=== Set problem ===
For each line that holds "Satisfaction", copy the line out.

=== Material for the task ===
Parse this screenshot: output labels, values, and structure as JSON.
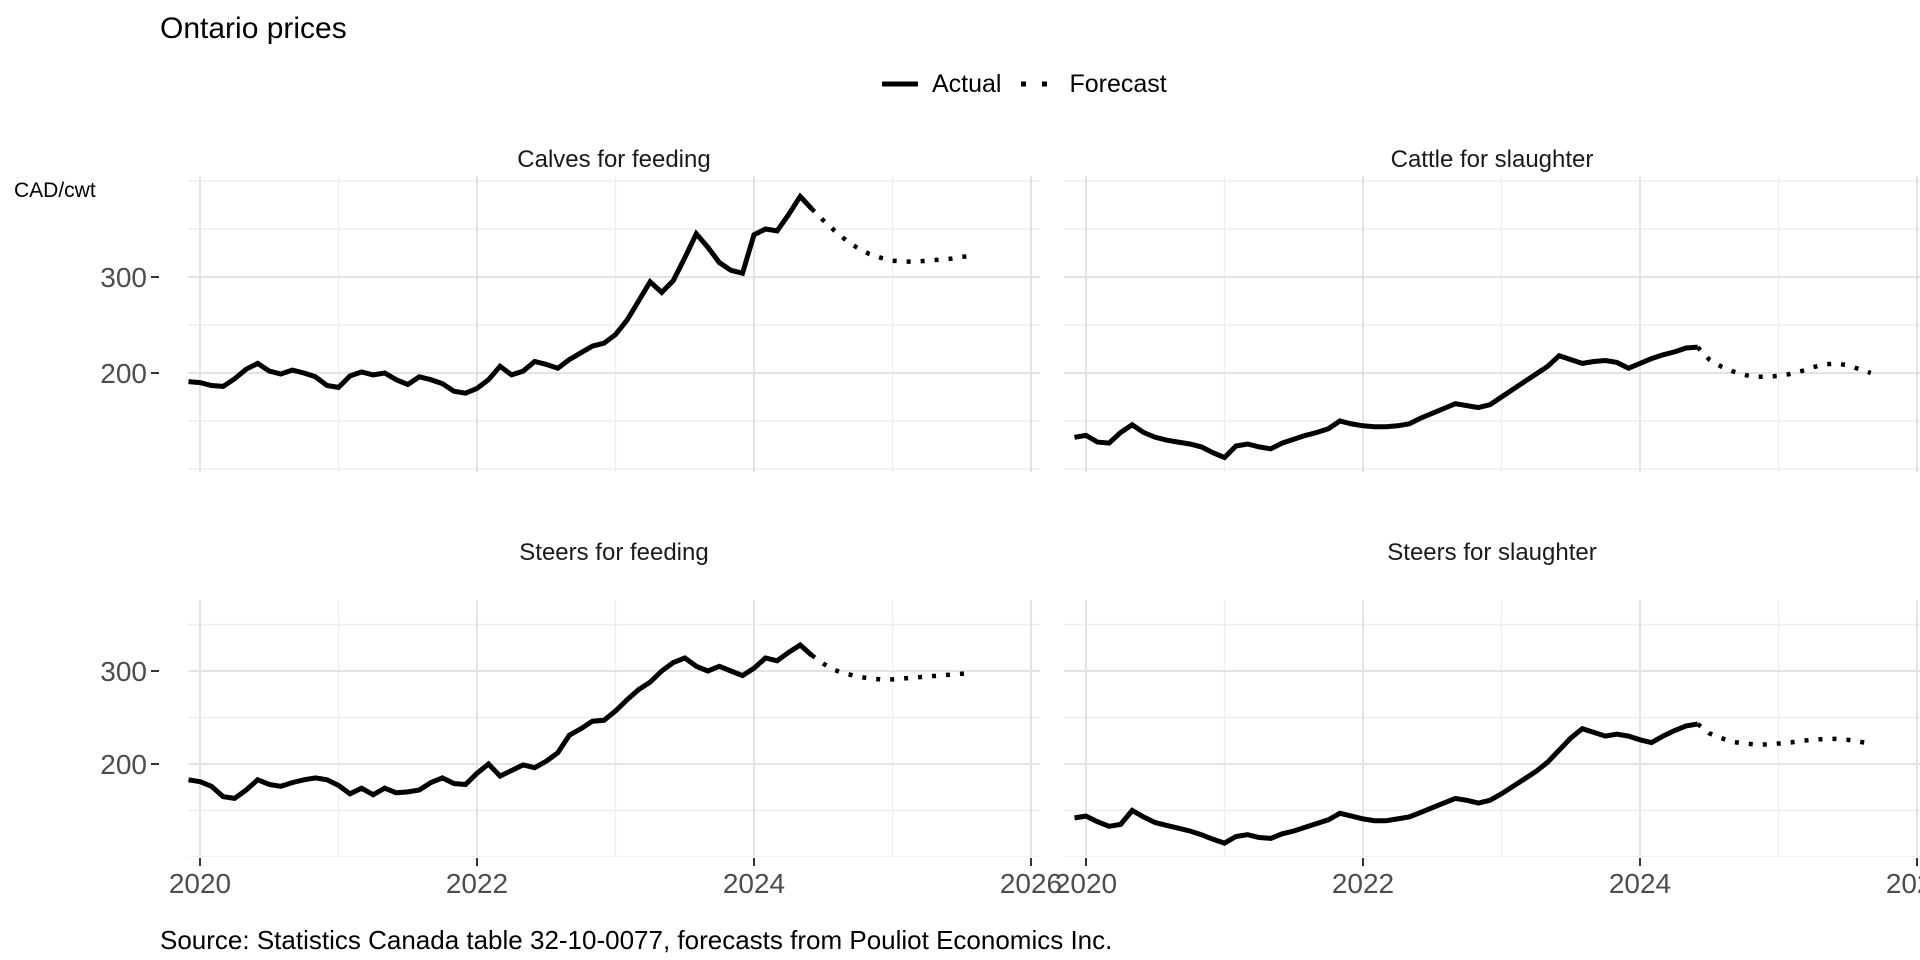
{
  "title": "Ontario prices",
  "legend": {
    "items": [
      {
        "label": "Actual",
        "style": "solid"
      },
      {
        "label": "Forecast",
        "style": "dotted"
      }
    ]
  },
  "axes": {
    "y_unit": "CAD/cwt",
    "y_tick_labels": [
      "300",
      "200"
    ],
    "x_tick_labels": [
      "2020",
      "2022",
      "2024",
      "2026"
    ]
  },
  "source": "Source: Statistics Canada table 32-10-0077, forecasts from Pouliot Economics Inc.",
  "colors": {
    "line": "#000000",
    "grid_major": "#e3e3e3",
    "grid_minor": "#eeeeee",
    "axis_text": "#4d4d4d",
    "tick": "#333333"
  },
  "chart_data": [
    {
      "type": "line",
      "title": "Calves for feeding",
      "position": "top-left",
      "ylabel": "CAD/cwt",
      "ylim": [
        100,
        405
      ],
      "y_breaks": [
        200,
        300
      ],
      "y_minor": [
        100,
        150,
        250,
        350,
        400
      ],
      "x_breaks": [
        2020,
        2022,
        2024,
        2026
      ],
      "x_minor": [
        2021,
        2023,
        2025
      ],
      "interval": "monthly",
      "series": [
        {
          "name": "Actual",
          "style": "solid",
          "start": "2019-12",
          "values": [
            191,
            190,
            187,
            186,
            194,
            204,
            210,
            202,
            199,
            203,
            200,
            196,
            187,
            185,
            197,
            201,
            198,
            200,
            193,
            188,
            196,
            193,
            189,
            181,
            179,
            184,
            193,
            207,
            198,
            202,
            212,
            209,
            205,
            214,
            221,
            228,
            231,
            240,
            255,
            275,
            295,
            284,
            296,
            320,
            345,
            331,
            315,
            307,
            304,
            344,
            350,
            348,
            365,
            384,
            371
          ]
        },
        {
          "name": "Forecast",
          "style": "dotted",
          "start": "2024-06",
          "values": [
            371,
            359,
            348,
            338,
            330,
            324,
            320,
            317,
            316,
            316,
            317,
            318,
            319,
            321,
            322
          ]
        }
      ]
    },
    {
      "type": "line",
      "title": "Cattle for slaughter",
      "position": "top-right",
      "ylabel": "CAD/cwt",
      "ylim": [
        100,
        405
      ],
      "y_breaks": [
        200,
        300
      ],
      "y_minor": [
        100,
        150,
        250,
        350,
        400
      ],
      "x_breaks": [
        2020,
        2022,
        2024,
        2026
      ],
      "x_minor": [
        2021,
        2023,
        2025
      ],
      "interval": "monthly",
      "series": [
        {
          "name": "Actual",
          "style": "solid",
          "start": "2019-12",
          "values": [
            133,
            135,
            128,
            127,
            138,
            146,
            138,
            133,
            130,
            128,
            126,
            123,
            117,
            112,
            124,
            126,
            123,
            121,
            127,
            131,
            135,
            138,
            142,
            150,
            147,
            145,
            144,
            144,
            145,
            147,
            153,
            158,
            163,
            168,
            166,
            164,
            167,
            175,
            183,
            191,
            199,
            207,
            218,
            214,
            210,
            212,
            213,
            211,
            205,
            210,
            215,
            219,
            222,
            226,
            227
          ]
        },
        {
          "name": "Forecast",
          "style": "dotted",
          "start": "2024-06",
          "values": [
            227,
            214,
            207,
            202,
            198,
            196,
            196,
            197,
            199,
            202,
            206,
            209,
            210,
            208,
            204,
            200
          ]
        }
      ]
    },
    {
      "type": "line",
      "title": "Steers for feeding",
      "position": "bottom-left",
      "ylabel": "CAD/cwt",
      "ylim": [
        100,
        375
      ],
      "y_breaks": [
        200,
        300
      ],
      "y_minor": [
        100,
        150,
        250,
        350
      ],
      "x_breaks": [
        2020,
        2022,
        2024,
        2026
      ],
      "x_minor": [
        2021,
        2023,
        2025
      ],
      "interval": "monthly",
      "series": [
        {
          "name": "Actual",
          "style": "solid",
          "start": "2019-12",
          "values": [
            183,
            181,
            176,
            165,
            163,
            172,
            183,
            178,
            176,
            180,
            183,
            185,
            183,
            177,
            168,
            174,
            167,
            174,
            169,
            170,
            172,
            180,
            185,
            179,
            178,
            190,
            200,
            187,
            193,
            199,
            196,
            203,
            212,
            231,
            238,
            246,
            247,
            257,
            269,
            280,
            288,
            300,
            309,
            314,
            305,
            300,
            305,
            300,
            295,
            303,
            314,
            311,
            320,
            328,
            317
          ]
        },
        {
          "name": "Forecast",
          "style": "dotted",
          "start": "2024-06",
          "values": [
            317,
            308,
            301,
            297,
            294,
            292,
            291,
            291,
            292,
            293,
            294,
            295,
            296,
            297,
            298
          ]
        }
      ]
    },
    {
      "type": "line",
      "title": "Steers for slaughter",
      "position": "bottom-right",
      "ylabel": "CAD/cwt",
      "ylim": [
        100,
        375
      ],
      "y_breaks": [
        200,
        300
      ],
      "y_minor": [
        100,
        150,
        250,
        350
      ],
      "x_breaks": [
        2020,
        2022,
        2024,
        2026
      ],
      "x_minor": [
        2021,
        2023,
        2025
      ],
      "interval": "monthly",
      "series": [
        {
          "name": "Actual",
          "style": "solid",
          "start": "2019-12",
          "values": [
            142,
            144,
            138,
            133,
            135,
            150,
            143,
            137,
            134,
            131,
            128,
            124,
            119,
            115,
            122,
            124,
            121,
            120,
            125,
            128,
            132,
            136,
            140,
            147,
            144,
            141,
            139,
            139,
            141,
            143,
            148,
            153,
            158,
            163,
            161,
            158,
            161,
            168,
            176,
            184,
            192,
            202,
            215,
            228,
            238,
            234,
            230,
            232,
            230,
            226,
            223,
            230,
            236,
            241,
            243
          ]
        },
        {
          "name": "Forecast",
          "style": "dotted",
          "start": "2024-06",
          "values": [
            243,
            233,
            228,
            224,
            222,
            221,
            221,
            222,
            223,
            225,
            226,
            227,
            227,
            226,
            224,
            222
          ]
        }
      ]
    }
  ]
}
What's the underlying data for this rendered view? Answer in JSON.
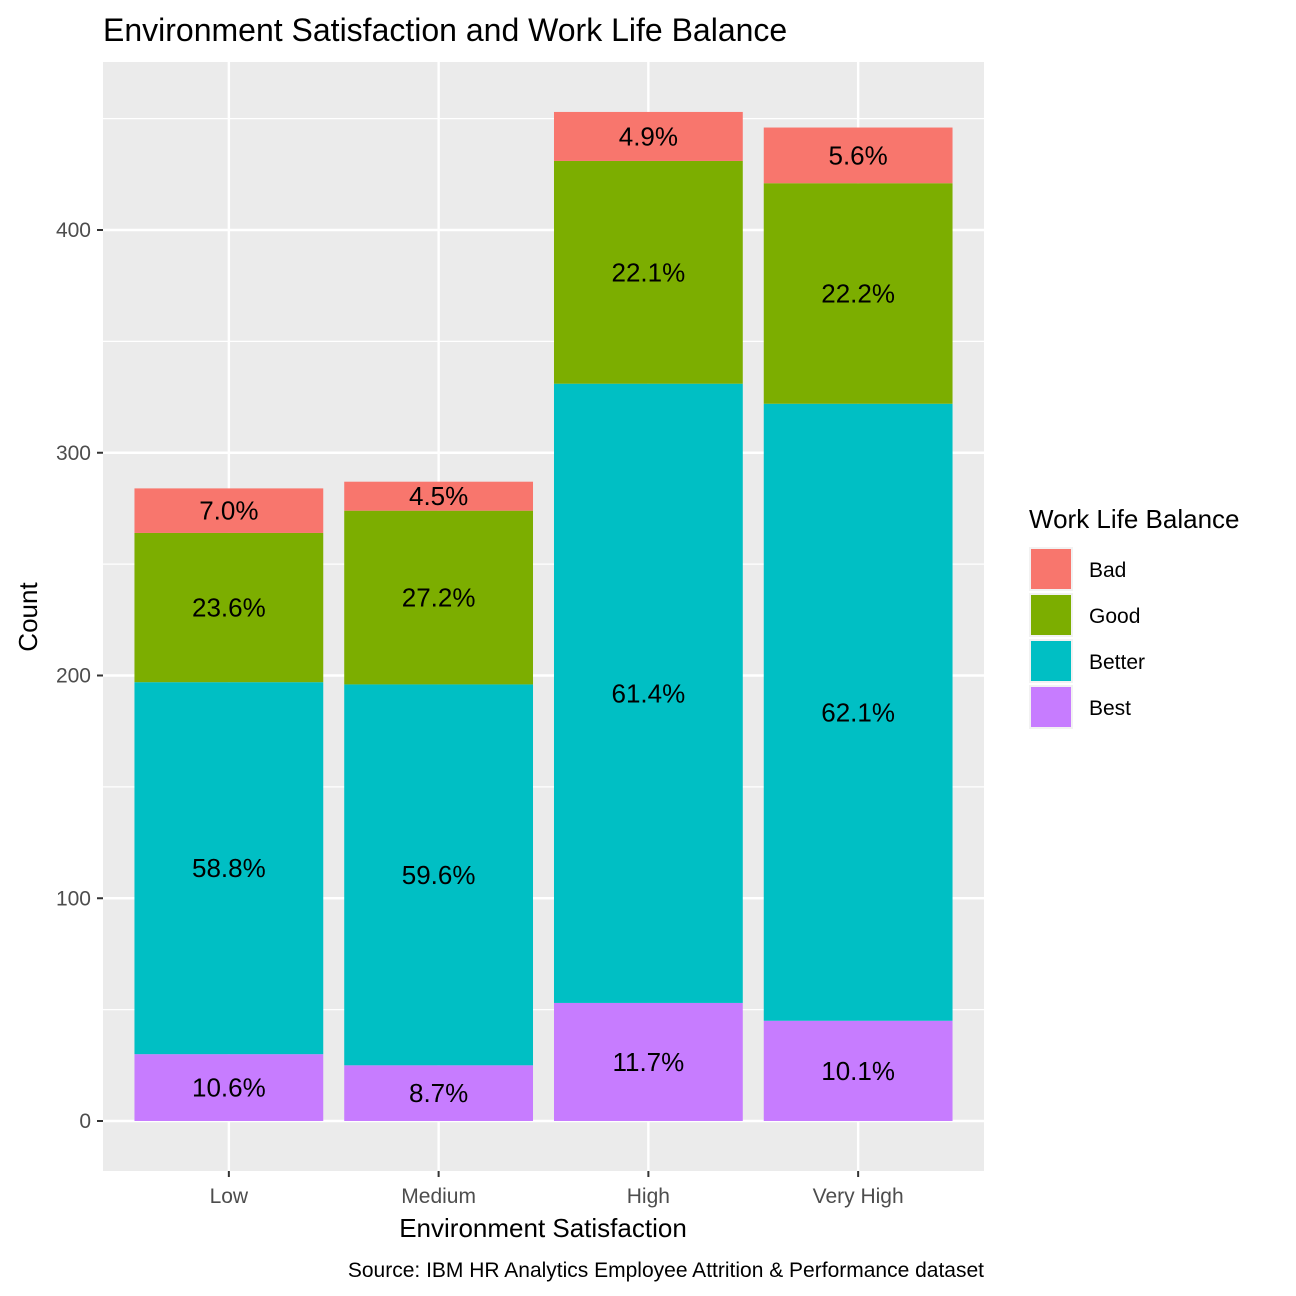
{
  "chart_data": {
    "type": "bar",
    "stacked": true,
    "title": "Environment Satisfaction and Work Life Balance",
    "xlabel": "Environment Satisfaction",
    "ylabel": "Count",
    "caption": "Source: IBM HR Analytics Employee Attrition & Performance dataset",
    "categories": [
      "Low",
      "Medium",
      "High",
      "Very High"
    ],
    "ylim": [
      -20,
      472
    ],
    "yticks": [
      0,
      100,
      200,
      300,
      400
    ],
    "grid": true,
    "legend": {
      "title": "Work Life Balance",
      "position": "right"
    },
    "series": [
      {
        "name": "Best",
        "color": "#C77CFF",
        "values": [
          30,
          25,
          53,
          45
        ],
        "labels": [
          "10.6%",
          "8.7%",
          "11.7%",
          "10.1%"
        ]
      },
      {
        "name": "Better",
        "color": "#00BFC4",
        "values": [
          167,
          171,
          278,
          277
        ],
        "labels": [
          "58.8%",
          "59.6%",
          "61.4%",
          "62.1%"
        ]
      },
      {
        "name": "Good",
        "color": "#7CAE00",
        "values": [
          67,
          78,
          100,
          99
        ],
        "labels": [
          "23.6%",
          "27.2%",
          "22.1%",
          "22.2%"
        ]
      },
      {
        "name": "Bad",
        "color": "#F8766D",
        "values": [
          20,
          13,
          22,
          25
        ],
        "labels": [
          "7.0%",
          "4.5%",
          "4.9%",
          "5.6%"
        ]
      }
    ],
    "legend_order": [
      "Bad",
      "Good",
      "Better",
      "Best"
    ]
  }
}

=== Solution ===
    "title": "Environment Satisfaction and Work Life Balance",
    "xlabel": "Environment Satisfaction",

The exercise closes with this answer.